TASK STATEMENT:
Copy out every line from the records that includes "vision".

Items listed in a dataset
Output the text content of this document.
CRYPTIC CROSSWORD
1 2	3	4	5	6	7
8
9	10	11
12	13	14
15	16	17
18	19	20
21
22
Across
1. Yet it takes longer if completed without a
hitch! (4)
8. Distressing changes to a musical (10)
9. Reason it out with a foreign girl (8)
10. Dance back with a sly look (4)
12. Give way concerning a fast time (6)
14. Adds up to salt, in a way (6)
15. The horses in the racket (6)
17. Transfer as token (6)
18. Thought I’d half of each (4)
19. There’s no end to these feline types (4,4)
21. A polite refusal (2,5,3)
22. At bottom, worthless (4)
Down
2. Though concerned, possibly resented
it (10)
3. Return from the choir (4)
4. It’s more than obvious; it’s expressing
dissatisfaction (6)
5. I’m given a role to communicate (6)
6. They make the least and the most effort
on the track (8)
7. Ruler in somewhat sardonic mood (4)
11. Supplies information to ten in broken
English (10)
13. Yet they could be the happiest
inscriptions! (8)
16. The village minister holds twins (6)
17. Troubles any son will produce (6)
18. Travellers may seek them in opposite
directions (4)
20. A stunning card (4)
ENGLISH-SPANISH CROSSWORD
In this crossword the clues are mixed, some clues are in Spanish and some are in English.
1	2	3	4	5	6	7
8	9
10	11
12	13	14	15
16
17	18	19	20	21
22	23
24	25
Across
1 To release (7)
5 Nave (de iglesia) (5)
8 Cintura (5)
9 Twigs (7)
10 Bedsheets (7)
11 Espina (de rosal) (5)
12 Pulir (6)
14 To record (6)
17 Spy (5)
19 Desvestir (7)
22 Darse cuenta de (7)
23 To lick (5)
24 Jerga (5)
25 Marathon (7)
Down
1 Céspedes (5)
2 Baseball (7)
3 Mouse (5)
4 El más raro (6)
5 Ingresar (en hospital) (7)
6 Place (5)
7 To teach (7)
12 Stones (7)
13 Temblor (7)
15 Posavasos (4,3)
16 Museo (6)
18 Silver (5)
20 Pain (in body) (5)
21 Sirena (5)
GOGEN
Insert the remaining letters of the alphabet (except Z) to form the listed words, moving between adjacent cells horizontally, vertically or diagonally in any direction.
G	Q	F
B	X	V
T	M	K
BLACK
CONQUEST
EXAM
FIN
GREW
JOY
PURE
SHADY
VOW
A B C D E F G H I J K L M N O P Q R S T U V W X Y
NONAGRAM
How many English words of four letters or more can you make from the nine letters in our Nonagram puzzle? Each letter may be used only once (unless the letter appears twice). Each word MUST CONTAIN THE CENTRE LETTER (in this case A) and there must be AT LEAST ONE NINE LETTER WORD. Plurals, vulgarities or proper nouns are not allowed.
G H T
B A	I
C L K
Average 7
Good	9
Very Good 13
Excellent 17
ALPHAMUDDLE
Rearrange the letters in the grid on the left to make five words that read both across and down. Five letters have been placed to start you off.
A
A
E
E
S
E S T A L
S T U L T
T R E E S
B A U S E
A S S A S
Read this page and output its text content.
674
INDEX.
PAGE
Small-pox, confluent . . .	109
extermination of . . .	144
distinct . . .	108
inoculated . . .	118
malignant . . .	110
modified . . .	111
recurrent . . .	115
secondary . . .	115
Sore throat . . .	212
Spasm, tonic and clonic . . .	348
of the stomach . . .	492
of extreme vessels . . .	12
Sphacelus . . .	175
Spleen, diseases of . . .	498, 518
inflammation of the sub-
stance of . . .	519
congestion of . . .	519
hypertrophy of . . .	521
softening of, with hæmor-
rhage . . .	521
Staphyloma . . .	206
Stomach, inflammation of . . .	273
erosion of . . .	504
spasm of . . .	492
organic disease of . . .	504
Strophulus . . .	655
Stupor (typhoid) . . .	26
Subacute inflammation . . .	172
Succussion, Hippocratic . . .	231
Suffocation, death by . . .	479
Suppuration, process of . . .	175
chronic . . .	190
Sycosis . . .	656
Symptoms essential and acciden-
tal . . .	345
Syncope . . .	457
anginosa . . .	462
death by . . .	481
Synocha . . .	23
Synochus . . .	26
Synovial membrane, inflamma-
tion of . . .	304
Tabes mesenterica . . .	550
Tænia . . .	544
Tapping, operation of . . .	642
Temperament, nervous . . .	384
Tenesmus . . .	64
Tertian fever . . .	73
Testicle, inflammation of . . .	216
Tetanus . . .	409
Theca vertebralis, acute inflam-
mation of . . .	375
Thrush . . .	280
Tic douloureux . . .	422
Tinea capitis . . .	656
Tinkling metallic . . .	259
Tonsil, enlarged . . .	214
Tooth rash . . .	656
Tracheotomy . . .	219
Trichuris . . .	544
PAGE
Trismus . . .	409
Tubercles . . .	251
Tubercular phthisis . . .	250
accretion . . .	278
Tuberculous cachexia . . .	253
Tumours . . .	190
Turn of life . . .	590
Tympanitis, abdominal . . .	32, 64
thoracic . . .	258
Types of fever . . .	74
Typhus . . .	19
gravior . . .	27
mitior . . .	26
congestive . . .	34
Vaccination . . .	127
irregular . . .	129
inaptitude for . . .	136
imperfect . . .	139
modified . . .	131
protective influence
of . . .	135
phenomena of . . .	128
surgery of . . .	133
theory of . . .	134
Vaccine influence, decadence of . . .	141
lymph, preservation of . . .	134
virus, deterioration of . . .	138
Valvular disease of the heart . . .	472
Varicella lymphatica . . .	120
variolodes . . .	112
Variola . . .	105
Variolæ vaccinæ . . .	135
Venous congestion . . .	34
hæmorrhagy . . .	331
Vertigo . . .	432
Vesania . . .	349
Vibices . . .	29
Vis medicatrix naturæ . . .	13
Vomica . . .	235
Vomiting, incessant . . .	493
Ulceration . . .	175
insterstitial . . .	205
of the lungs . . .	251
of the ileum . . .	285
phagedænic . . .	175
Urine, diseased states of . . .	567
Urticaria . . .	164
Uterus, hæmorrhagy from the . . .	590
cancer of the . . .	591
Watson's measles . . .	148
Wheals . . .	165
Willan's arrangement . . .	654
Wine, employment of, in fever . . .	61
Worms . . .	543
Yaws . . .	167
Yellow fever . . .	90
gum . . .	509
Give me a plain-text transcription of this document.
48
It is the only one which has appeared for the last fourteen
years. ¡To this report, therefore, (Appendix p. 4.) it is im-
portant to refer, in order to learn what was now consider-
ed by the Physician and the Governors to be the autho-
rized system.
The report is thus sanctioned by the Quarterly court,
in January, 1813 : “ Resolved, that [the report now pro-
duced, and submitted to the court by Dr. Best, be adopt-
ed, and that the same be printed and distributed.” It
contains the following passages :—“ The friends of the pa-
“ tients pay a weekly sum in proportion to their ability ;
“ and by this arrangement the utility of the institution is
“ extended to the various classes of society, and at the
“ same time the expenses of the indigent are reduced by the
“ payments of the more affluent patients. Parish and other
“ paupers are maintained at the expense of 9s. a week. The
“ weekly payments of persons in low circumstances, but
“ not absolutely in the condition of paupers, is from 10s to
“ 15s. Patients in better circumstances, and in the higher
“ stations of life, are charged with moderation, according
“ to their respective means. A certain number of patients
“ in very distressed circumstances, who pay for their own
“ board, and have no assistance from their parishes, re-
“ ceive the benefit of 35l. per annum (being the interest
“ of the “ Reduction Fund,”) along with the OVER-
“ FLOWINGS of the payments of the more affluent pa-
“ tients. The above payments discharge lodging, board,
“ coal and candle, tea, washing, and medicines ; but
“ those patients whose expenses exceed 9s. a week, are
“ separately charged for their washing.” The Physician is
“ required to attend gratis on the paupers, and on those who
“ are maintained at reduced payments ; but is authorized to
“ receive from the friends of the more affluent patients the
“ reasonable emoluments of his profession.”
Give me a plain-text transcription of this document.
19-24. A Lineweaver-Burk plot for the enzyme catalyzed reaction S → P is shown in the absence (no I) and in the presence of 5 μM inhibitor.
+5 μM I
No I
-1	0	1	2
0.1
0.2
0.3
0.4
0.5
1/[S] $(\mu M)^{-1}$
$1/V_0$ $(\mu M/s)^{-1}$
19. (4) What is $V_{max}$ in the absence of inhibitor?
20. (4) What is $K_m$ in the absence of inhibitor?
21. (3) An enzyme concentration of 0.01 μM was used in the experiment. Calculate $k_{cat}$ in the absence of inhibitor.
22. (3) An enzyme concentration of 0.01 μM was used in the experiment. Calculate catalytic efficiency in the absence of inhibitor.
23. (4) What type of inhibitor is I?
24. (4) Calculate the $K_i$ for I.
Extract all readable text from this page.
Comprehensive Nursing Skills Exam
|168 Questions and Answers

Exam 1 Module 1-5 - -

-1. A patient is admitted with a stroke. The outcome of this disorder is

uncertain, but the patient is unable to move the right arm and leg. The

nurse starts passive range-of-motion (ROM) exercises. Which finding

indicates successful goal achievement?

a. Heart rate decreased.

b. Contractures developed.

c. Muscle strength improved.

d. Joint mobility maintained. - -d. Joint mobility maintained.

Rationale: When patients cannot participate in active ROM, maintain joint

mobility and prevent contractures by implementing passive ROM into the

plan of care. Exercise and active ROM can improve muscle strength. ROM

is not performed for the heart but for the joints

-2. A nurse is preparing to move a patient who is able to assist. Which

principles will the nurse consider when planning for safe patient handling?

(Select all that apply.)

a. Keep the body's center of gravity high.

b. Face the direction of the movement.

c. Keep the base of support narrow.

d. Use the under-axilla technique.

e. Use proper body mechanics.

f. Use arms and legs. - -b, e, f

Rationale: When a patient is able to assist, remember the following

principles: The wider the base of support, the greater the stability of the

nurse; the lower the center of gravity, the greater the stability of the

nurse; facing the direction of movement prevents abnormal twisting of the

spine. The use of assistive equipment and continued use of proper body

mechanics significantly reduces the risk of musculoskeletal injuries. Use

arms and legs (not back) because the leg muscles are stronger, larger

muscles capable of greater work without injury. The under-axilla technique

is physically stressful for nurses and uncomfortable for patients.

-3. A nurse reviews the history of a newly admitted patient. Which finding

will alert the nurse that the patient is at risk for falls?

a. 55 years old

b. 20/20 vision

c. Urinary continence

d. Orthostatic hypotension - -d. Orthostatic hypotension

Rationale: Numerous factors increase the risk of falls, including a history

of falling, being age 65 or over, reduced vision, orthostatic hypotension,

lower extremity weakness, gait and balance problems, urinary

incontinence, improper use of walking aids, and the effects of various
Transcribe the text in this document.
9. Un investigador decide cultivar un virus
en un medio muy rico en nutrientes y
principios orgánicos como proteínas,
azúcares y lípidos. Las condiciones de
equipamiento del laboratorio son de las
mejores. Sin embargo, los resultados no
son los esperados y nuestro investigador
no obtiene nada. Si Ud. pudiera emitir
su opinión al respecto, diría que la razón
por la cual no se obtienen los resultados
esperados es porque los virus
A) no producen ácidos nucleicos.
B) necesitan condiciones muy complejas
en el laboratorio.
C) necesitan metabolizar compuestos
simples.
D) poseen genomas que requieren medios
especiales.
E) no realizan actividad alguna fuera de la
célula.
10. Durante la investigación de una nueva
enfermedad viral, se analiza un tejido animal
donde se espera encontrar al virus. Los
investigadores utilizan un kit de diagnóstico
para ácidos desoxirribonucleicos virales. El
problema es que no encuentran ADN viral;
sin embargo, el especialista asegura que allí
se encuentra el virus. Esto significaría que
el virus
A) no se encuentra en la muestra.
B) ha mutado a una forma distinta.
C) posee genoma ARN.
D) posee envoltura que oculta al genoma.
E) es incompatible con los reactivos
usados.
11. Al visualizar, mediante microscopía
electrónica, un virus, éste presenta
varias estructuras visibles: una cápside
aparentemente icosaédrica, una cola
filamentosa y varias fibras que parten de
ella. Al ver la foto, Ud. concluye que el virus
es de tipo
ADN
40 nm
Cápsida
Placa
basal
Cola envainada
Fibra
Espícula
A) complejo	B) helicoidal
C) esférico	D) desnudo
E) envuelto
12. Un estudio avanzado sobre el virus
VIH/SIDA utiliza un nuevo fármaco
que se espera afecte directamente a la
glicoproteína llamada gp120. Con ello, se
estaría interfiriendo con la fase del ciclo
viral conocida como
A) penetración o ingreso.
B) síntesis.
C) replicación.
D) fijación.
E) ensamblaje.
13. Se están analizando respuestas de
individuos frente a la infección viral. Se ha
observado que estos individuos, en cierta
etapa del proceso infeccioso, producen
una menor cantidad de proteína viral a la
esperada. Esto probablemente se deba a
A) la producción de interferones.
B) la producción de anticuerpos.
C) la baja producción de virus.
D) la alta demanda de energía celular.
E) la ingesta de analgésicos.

EXERCISE ANSWER:
b. 20/20 vision
of falling, being age 65 or over, reduced vision, orthostatic hypotension,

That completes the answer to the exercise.